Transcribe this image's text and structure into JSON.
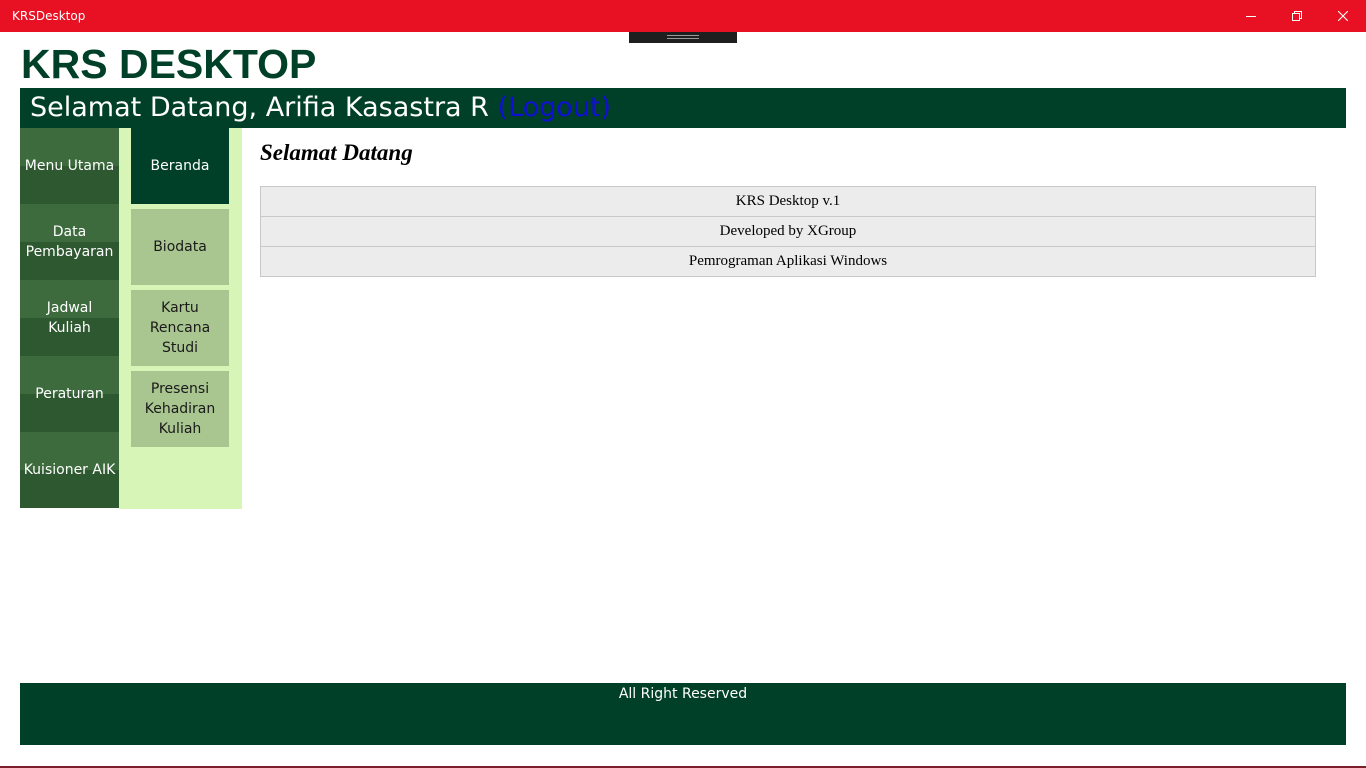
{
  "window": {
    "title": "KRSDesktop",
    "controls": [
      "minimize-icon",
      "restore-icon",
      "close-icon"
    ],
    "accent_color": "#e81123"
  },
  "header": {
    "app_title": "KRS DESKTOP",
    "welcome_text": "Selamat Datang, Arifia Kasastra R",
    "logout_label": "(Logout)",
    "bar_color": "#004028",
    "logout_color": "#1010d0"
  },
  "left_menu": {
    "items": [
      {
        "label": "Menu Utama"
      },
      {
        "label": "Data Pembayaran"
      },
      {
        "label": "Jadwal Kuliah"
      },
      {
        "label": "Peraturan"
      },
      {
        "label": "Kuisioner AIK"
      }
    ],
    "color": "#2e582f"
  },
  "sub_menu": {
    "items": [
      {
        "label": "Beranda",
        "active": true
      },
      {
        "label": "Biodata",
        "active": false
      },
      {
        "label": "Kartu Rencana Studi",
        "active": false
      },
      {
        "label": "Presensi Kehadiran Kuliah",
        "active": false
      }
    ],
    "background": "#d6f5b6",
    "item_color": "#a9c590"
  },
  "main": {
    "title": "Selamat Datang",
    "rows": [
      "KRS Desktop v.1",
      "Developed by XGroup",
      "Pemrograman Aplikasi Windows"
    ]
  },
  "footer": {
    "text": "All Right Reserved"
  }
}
...
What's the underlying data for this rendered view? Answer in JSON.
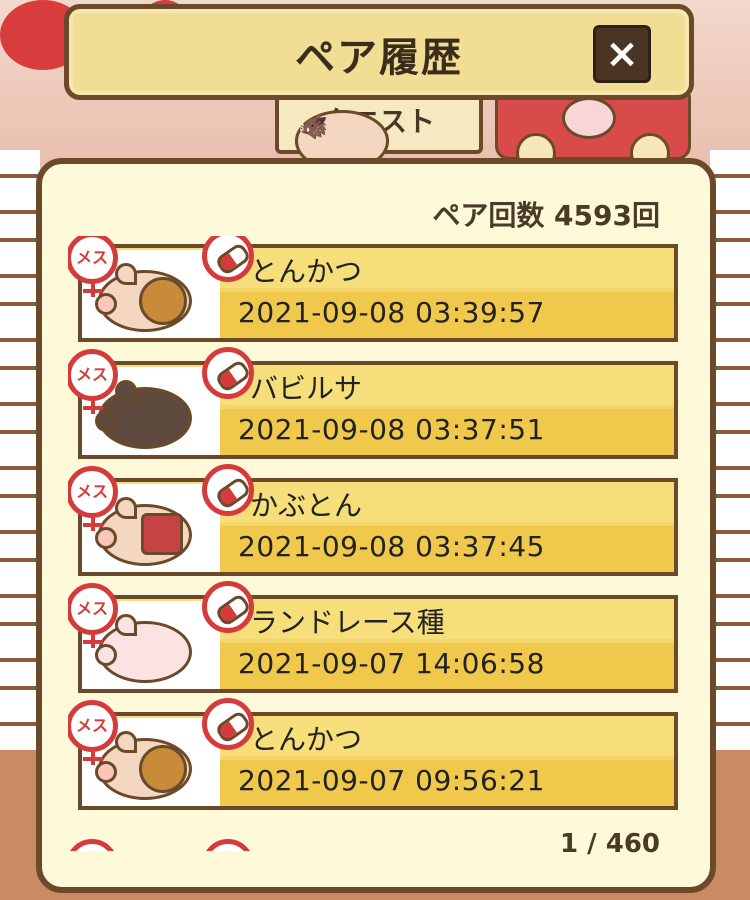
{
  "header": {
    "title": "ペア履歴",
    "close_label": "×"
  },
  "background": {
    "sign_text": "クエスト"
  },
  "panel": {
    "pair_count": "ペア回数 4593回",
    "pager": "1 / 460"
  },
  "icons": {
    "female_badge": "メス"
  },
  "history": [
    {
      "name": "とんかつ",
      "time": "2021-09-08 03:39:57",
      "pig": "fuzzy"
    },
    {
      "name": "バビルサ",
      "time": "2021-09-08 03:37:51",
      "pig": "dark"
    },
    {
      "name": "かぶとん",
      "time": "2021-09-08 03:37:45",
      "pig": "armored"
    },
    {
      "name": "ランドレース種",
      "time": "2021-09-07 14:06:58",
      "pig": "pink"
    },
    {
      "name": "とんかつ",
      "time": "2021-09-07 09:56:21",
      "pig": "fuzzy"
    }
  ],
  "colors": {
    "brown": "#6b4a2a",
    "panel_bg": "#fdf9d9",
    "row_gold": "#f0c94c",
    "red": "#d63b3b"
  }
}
==
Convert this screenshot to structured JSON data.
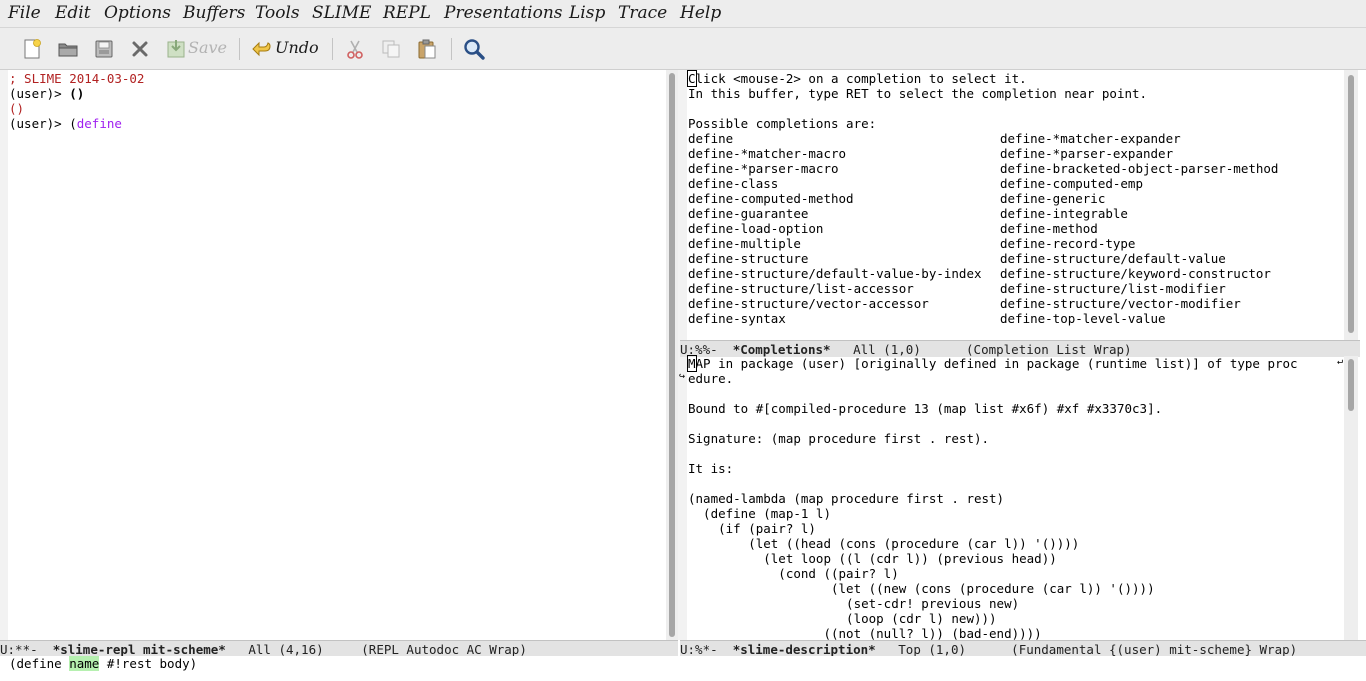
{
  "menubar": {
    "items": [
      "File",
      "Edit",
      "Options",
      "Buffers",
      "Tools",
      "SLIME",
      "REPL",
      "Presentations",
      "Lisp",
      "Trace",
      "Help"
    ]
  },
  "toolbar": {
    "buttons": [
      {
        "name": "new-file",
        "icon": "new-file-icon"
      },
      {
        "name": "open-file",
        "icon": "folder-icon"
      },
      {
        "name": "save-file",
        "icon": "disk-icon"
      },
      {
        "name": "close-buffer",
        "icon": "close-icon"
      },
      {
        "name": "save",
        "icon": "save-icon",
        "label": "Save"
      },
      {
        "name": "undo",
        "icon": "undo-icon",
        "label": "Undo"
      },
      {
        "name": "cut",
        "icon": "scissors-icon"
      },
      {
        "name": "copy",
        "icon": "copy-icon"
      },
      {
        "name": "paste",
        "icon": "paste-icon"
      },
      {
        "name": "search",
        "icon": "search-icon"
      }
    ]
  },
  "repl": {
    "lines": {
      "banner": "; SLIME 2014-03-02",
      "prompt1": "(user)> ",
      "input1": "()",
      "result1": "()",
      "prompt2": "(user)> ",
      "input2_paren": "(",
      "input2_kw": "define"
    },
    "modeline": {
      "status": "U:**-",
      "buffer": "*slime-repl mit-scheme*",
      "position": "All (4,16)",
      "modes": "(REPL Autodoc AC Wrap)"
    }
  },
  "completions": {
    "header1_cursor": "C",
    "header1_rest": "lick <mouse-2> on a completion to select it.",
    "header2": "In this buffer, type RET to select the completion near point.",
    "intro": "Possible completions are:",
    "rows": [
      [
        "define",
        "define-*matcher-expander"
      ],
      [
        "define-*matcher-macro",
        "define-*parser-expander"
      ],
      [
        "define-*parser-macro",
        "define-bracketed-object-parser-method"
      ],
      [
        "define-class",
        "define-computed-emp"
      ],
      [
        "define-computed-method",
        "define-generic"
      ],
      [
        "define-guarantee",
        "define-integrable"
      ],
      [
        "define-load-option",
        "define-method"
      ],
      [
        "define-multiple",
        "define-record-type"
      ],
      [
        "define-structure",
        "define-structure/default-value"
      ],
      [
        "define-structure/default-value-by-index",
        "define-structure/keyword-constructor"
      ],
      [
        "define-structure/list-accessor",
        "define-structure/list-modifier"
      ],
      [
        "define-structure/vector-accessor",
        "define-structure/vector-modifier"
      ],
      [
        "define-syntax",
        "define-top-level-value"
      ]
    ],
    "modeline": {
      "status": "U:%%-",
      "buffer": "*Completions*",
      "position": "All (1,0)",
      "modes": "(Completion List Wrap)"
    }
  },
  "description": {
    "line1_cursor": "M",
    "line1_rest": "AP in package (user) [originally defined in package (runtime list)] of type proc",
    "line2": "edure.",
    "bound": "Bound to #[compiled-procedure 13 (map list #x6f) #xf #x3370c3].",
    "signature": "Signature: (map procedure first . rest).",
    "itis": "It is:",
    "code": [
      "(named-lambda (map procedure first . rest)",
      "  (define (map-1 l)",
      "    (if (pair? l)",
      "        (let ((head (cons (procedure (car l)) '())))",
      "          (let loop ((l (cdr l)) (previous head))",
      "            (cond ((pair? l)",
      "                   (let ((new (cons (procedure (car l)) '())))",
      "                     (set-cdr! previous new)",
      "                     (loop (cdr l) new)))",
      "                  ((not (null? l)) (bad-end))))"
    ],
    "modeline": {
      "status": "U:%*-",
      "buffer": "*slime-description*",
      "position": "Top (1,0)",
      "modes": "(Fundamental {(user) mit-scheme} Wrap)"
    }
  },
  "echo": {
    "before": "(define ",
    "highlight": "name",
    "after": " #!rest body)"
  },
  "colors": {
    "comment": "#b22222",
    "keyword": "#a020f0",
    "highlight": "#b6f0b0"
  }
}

◆ **TASK DIRECTIONS**
Where a line holds "position", copy it out.

◆ **WRITTEN REPLY**
      "position": "All (4,16)",
      "position": "All (1,0)",
      "position": "Top (1,0)",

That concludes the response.